[Figure collection entries]
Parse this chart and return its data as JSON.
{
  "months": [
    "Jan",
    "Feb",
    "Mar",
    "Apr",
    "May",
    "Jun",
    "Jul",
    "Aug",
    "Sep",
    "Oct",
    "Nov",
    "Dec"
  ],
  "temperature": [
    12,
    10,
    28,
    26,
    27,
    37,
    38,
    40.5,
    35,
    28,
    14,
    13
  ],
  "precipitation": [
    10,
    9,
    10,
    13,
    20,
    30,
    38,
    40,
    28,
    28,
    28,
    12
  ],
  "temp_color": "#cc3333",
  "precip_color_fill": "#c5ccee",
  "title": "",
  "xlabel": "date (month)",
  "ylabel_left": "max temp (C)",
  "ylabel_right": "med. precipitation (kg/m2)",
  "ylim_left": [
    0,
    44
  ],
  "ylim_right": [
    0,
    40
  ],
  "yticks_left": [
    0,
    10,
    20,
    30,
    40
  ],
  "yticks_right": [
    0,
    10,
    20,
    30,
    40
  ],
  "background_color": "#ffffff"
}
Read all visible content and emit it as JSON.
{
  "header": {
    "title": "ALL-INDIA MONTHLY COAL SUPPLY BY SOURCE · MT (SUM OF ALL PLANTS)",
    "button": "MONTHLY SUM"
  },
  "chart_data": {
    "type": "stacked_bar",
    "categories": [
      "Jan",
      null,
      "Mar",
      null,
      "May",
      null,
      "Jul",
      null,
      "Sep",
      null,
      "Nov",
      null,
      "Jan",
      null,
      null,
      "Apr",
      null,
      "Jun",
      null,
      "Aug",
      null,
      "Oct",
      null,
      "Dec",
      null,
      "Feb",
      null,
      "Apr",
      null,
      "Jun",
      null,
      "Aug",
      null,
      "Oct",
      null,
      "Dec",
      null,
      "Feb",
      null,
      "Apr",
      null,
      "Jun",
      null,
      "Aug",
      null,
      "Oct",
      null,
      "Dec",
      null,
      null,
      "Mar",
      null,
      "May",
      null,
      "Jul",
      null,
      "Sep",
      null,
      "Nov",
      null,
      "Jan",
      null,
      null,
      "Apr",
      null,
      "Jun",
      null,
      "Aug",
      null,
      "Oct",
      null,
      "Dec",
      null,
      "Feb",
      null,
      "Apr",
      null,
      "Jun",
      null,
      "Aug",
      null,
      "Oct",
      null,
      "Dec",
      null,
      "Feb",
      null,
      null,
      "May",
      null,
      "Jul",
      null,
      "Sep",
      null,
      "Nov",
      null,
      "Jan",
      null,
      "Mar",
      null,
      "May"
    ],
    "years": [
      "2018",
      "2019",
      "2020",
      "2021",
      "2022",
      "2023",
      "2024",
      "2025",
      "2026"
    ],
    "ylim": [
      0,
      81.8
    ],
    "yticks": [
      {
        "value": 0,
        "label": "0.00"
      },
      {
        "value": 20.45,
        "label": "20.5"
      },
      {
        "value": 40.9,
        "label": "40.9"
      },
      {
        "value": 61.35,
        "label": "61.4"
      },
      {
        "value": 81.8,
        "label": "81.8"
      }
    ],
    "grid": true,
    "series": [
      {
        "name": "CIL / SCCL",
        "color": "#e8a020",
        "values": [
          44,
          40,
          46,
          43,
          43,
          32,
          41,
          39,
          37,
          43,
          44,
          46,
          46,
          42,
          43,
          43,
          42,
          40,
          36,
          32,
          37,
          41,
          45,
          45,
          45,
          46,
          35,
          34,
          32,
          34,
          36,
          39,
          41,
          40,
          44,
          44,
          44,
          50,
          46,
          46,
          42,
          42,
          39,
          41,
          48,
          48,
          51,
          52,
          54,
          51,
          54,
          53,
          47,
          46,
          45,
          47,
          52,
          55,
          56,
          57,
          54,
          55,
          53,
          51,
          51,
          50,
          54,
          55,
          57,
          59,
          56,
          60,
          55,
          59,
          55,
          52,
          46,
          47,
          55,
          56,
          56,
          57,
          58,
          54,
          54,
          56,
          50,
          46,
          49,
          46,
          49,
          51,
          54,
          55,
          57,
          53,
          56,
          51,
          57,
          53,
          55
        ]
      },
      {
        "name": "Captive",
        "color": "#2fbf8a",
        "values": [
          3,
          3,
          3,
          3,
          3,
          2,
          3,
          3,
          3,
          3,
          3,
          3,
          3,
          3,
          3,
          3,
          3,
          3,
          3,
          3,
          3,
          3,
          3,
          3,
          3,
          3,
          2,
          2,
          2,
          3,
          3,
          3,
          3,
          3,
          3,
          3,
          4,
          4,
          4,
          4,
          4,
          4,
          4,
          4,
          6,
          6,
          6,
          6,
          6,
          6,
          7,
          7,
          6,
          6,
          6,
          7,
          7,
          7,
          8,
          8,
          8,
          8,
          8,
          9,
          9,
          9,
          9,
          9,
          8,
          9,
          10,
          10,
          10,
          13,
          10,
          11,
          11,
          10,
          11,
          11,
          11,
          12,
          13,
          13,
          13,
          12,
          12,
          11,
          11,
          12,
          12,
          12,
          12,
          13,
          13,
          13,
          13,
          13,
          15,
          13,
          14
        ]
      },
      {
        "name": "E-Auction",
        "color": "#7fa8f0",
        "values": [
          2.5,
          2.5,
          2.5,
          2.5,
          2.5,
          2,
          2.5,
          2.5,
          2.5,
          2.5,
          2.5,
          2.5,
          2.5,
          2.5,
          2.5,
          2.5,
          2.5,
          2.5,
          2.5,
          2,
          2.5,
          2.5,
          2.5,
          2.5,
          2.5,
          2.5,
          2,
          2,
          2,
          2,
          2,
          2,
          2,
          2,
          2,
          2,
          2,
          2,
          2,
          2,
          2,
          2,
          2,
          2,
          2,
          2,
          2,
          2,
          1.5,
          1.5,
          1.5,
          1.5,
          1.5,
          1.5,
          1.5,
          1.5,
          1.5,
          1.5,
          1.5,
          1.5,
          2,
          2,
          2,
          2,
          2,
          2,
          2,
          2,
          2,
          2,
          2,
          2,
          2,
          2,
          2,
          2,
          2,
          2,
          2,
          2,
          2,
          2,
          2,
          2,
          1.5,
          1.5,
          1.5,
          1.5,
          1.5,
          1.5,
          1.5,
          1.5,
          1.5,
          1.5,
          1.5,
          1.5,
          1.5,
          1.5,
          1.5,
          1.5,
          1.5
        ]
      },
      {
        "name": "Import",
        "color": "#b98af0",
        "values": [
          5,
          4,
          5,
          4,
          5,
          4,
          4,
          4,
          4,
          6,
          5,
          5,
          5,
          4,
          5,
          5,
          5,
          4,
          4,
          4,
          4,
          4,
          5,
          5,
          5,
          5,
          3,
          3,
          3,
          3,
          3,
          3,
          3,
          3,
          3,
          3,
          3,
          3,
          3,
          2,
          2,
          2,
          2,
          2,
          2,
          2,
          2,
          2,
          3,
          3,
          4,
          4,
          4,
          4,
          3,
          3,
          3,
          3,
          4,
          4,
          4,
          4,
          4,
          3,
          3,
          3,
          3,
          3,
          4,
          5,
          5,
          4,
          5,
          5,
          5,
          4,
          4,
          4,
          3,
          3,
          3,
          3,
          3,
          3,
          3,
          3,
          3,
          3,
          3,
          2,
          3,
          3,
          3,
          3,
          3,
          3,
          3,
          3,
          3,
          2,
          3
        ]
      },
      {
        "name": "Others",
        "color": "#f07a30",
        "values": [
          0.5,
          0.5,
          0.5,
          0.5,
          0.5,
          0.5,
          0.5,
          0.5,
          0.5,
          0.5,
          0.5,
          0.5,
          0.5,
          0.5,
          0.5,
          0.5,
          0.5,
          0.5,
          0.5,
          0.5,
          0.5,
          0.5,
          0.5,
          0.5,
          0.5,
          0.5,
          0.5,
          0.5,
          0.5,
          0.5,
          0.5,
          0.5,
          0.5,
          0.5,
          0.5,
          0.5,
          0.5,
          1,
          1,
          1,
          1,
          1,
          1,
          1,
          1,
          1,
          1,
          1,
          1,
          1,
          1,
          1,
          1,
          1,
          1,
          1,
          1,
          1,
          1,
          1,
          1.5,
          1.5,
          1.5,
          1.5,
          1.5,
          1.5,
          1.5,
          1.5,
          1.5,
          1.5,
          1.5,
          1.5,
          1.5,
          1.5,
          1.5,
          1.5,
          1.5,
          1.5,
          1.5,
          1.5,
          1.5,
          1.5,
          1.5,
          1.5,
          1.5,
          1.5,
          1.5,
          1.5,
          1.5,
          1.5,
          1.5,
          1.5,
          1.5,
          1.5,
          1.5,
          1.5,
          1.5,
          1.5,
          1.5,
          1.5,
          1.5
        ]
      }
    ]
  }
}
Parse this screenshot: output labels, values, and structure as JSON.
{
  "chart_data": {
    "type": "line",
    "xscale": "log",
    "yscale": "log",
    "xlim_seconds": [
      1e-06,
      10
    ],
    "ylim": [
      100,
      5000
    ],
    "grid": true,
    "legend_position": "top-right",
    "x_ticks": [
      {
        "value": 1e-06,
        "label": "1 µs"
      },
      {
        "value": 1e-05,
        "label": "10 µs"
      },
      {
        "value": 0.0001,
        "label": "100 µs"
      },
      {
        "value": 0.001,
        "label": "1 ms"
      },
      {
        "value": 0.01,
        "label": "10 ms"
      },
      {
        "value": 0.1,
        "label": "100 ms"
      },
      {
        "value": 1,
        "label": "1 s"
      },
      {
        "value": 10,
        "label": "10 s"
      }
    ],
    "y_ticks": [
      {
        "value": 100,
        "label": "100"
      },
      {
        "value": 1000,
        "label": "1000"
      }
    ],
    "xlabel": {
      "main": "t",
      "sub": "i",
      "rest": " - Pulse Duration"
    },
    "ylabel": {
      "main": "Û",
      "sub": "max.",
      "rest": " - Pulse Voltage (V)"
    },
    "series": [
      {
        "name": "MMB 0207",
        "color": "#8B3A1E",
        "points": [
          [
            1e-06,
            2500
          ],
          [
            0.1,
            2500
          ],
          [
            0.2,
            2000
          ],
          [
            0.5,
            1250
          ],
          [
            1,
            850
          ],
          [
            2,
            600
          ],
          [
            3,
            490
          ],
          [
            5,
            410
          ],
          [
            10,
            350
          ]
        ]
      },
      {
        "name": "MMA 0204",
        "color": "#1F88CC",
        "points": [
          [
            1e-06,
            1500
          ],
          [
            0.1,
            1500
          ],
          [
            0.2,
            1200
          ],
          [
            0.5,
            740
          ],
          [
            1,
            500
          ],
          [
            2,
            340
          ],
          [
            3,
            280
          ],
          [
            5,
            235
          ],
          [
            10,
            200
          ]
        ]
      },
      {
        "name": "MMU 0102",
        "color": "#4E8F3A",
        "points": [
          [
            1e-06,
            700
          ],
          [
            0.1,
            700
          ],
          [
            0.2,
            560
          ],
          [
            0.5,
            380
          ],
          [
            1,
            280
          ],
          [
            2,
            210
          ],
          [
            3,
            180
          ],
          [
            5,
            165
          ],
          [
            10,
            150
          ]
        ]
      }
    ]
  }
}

#### Work instructions:
Return all lines containing the word "this".

#### Result of the exercise:
Parse this chart and return its data as JSON.
Parse this screenshot: output labels, values, and structure as JSON.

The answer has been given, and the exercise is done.